:: Instruction ::
Write out all the lines again, precisely as they stand, but without the images.

:: Record set ::
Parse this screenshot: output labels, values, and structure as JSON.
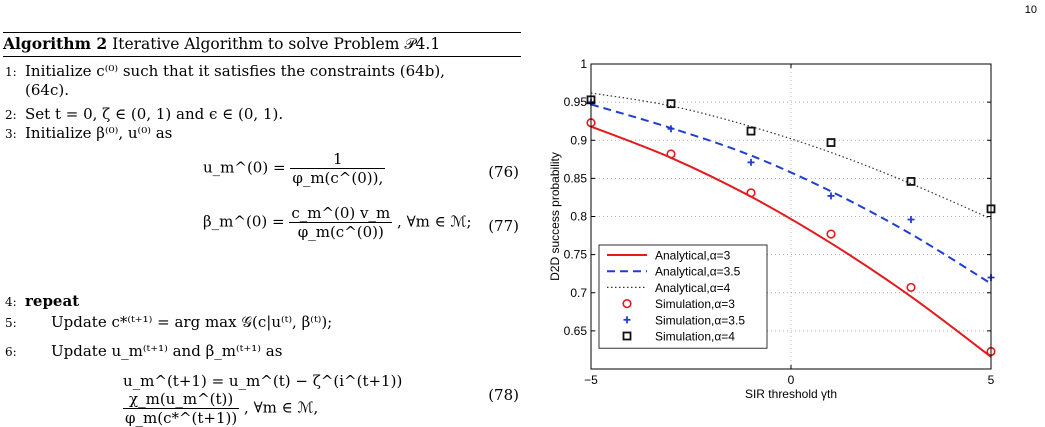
{
  "page_number": "10",
  "algorithm": {
    "label": "Algorithm 2",
    "title": "Iterative Algorithm to solve Problem 𝒫4.1",
    "steps": [
      {
        "num": "1:",
        "text": "Initialize c⁽⁰⁾ such that it satisfies the constraints (64b),"
      },
      {
        "num": "",
        "text": "(64c)."
      },
      {
        "num": "2:",
        "text": "Set t = 0, ζ ∈ (0, 1) and ϵ ∈ (0, 1)."
      },
      {
        "num": "3:",
        "text": "Initialize β⁽⁰⁾, u⁽⁰⁾ as"
      },
      {
        "num": "4:",
        "text": "repeat"
      },
      {
        "num": "5:",
        "text": "Update c*⁽ᵗ⁺¹⁾ = arg max 𝒢(c|u⁽ᵗ⁾, β⁽ᵗ⁾);"
      },
      {
        "num": "6:",
        "text": "Update u_m⁽ᵗ⁺¹⁾ and β_m⁽ᵗ⁺¹⁾ as"
      }
    ],
    "equations": [
      {
        "lhs": "u_m^(0) =",
        "num": "1",
        "den": "φ_m(c^(0)),",
        "tag": "(76)"
      },
      {
        "lhs": "β_m^(0) =",
        "num": "c_m^(0) v_m",
        "den": "φ_m(c^(0))",
        "rhs": ",   ∀m ∈ ℳ;",
        "tag": "(77)"
      },
      {
        "lhs": "u_m^(t+1) = u_m^(t) − ζ^(i^(t+1))",
        "num": "χ_m(u_m^(t))",
        "den": "φ_m(c*^(t+1))",
        "rhs": ", ∀m ∈ ℳ,",
        "tag": "(78)"
      }
    ]
  },
  "chart_data": {
    "type": "line",
    "xlabel": "SIR threshold γth",
    "ylabel": "D2D success probability",
    "xlim": [
      -5,
      5
    ],
    "ylim": [
      0.6,
      1.0
    ],
    "xticks": [
      "−5",
      "0",
      "5"
    ],
    "yticks": [
      "0.65",
      "0.7",
      "0.75",
      "0.8",
      "0.85",
      "0.9",
      "0.95",
      "1"
    ],
    "grid": true,
    "legend_placement": "bottom-left",
    "series": [
      {
        "name": "Analytical,α=3",
        "kind": "line",
        "style": "solid",
        "color": "#e41a1c",
        "x": [
          -5,
          -3,
          -1,
          1,
          3,
          5
        ],
        "y": [
          0.918,
          0.877,
          0.826,
          0.765,
          0.695,
          0.616
        ]
      },
      {
        "name": "Analytical,α=3.5",
        "kind": "line",
        "style": "dashed",
        "color": "#1f3fd1",
        "x": [
          -5,
          -3,
          -1,
          1,
          3,
          5
        ],
        "y": [
          0.947,
          0.916,
          0.88,
          0.833,
          0.777,
          0.712
        ]
      },
      {
        "name": "Analytical,α=4",
        "kind": "line",
        "style": "dotted",
        "color": "#333333",
        "x": [
          -5,
          -3,
          -1,
          1,
          3,
          5
        ],
        "y": [
          0.962,
          0.945,
          0.918,
          0.884,
          0.843,
          0.797
        ]
      },
      {
        "name": "Simulation,α=3",
        "kind": "marker",
        "marker": "circle",
        "color": "#e41a1c",
        "x": [
          -5,
          -3,
          -1,
          1,
          3,
          5
        ],
        "y": [
          0.923,
          0.882,
          0.831,
          0.777,
          0.707,
          0.623
        ]
      },
      {
        "name": "Simulation,α=3.5",
        "kind": "marker",
        "marker": "plus",
        "color": "#1f3fd1",
        "x": [
          -5,
          -3,
          -1,
          1,
          3,
          5
        ],
        "y": [
          0.95,
          0.915,
          0.871,
          0.827,
          0.796,
          0.72
        ]
      },
      {
        "name": "Simulation,α=4",
        "kind": "marker",
        "marker": "square",
        "color": "#111111",
        "x": [
          -5,
          -3,
          -1,
          1,
          3,
          5
        ],
        "y": [
          0.953,
          0.948,
          0.912,
          0.897,
          0.846,
          0.81
        ]
      }
    ]
  }
}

:: Result for this task ::
Parse this screenshot: output labels, values, and structure as JSON.
{
  "page_number": "10",
  "algorithm": {
    "label": "Algorithm 2",
    "title": "Iterative Algorithm to solve Problem 𝒫4.1",
    "steps": [
      {
        "num": "1:",
        "text": "Initialize c⁽⁰⁾ such that it satisfies the constraints (64b),"
      },
      {
        "num": "",
        "text": "(64c)."
      },
      {
        "num": "2:",
        "text": "Set t = 0, ζ ∈ (0, 1) and ϵ ∈ (0, 1)."
      },
      {
        "num": "3:",
        "text": "Initialize β⁽⁰⁾, u⁽⁰⁾ as"
      },
      {
        "num": "4:",
        "text": "repeat"
      },
      {
        "num": "5:",
        "text": "Update c*⁽ᵗ⁺¹⁾ = arg max 𝒢(c|u⁽ᵗ⁾, β⁽ᵗ⁾);"
      },
      {
        "num": "6:",
        "text": "Update u_m⁽ᵗ⁺¹⁾ and β_m⁽ᵗ⁺¹⁾ as"
      }
    ],
    "equations": [
      {
        "lhs": "u_m^(0) =",
        "num": "1",
        "den": "φ_m(c^(0)),",
        "tag": "(76)"
      },
      {
        "lhs": "β_m^(0) =",
        "num": "c_m^(0) v_m",
        "den": "φ_m(c^(0))",
        "rhs": ",   ∀m ∈ ℳ;",
        "tag": "(77)"
      },
      {
        "lhs": "u_m^(t+1) = u_m^(t) − ζ^(i^(t+1))",
        "num": "χ_m(u_m^(t))",
        "den": "φ_m(c*^(t+1))",
        "rhs": ", ∀m ∈ ℳ,",
        "tag": "(78)"
      }
    ]
  },
  "chart_data": {
    "type": "line",
    "xlabel": "SIR threshold γth",
    "ylabel": "D2D success probability",
    "xlim": [
      -5,
      5
    ],
    "ylim": [
      0.6,
      1.0
    ],
    "xticks": [
      "−5",
      "0",
      "5"
    ],
    "yticks": [
      "0.65",
      "0.7",
      "0.75",
      "0.8",
      "0.85",
      "0.9",
      "0.95",
      "1"
    ],
    "grid": true,
    "legend_placement": "bottom-left",
    "series": [
      {
        "name": "Analytical,α=3",
        "kind": "line",
        "style": "solid",
        "color": "#e41a1c",
        "x": [
          -5,
          -3,
          -1,
          1,
          3,
          5
        ],
        "y": [
          0.918,
          0.877,
          0.826,
          0.765,
          0.695,
          0.616
        ]
      },
      {
        "name": "Analytical,α=3.5",
        "kind": "line",
        "style": "dashed",
        "color": "#1f3fd1",
        "x": [
          -5,
          -3,
          -1,
          1,
          3,
          5
        ],
        "y": [
          0.947,
          0.916,
          0.88,
          0.833,
          0.777,
          0.712
        ]
      },
      {
        "name": "Analytical,α=4",
        "kind": "line",
        "style": "dotted",
        "color": "#333333",
        "x": [
          -5,
          -3,
          -1,
          1,
          3,
          5
        ],
        "y": [
          0.962,
          0.945,
          0.918,
          0.884,
          0.843,
          0.797
        ]
      },
      {
        "name": "Simulation,α=3",
        "kind": "marker",
        "marker": "circle",
        "color": "#e41a1c",
        "x": [
          -5,
          -3,
          -1,
          1,
          3,
          5
        ],
        "y": [
          0.923,
          0.882,
          0.831,
          0.777,
          0.707,
          0.623
        ]
      },
      {
        "name": "Simulation,α=3.5",
        "kind": "marker",
        "marker": "plus",
        "color": "#1f3fd1",
        "x": [
          -5,
          -3,
          -1,
          1,
          3,
          5
        ],
        "y": [
          0.95,
          0.915,
          0.871,
          0.827,
          0.796,
          0.72
        ]
      },
      {
        "name": "Simulation,α=4",
        "kind": "marker",
        "marker": "square",
        "color": "#111111",
        "x": [
          -5,
          -3,
          -1,
          1,
          3,
          5
        ],
        "y": [
          0.953,
          0.948,
          0.912,
          0.897,
          0.846,
          0.81
        ]
      }
    ]
  }
}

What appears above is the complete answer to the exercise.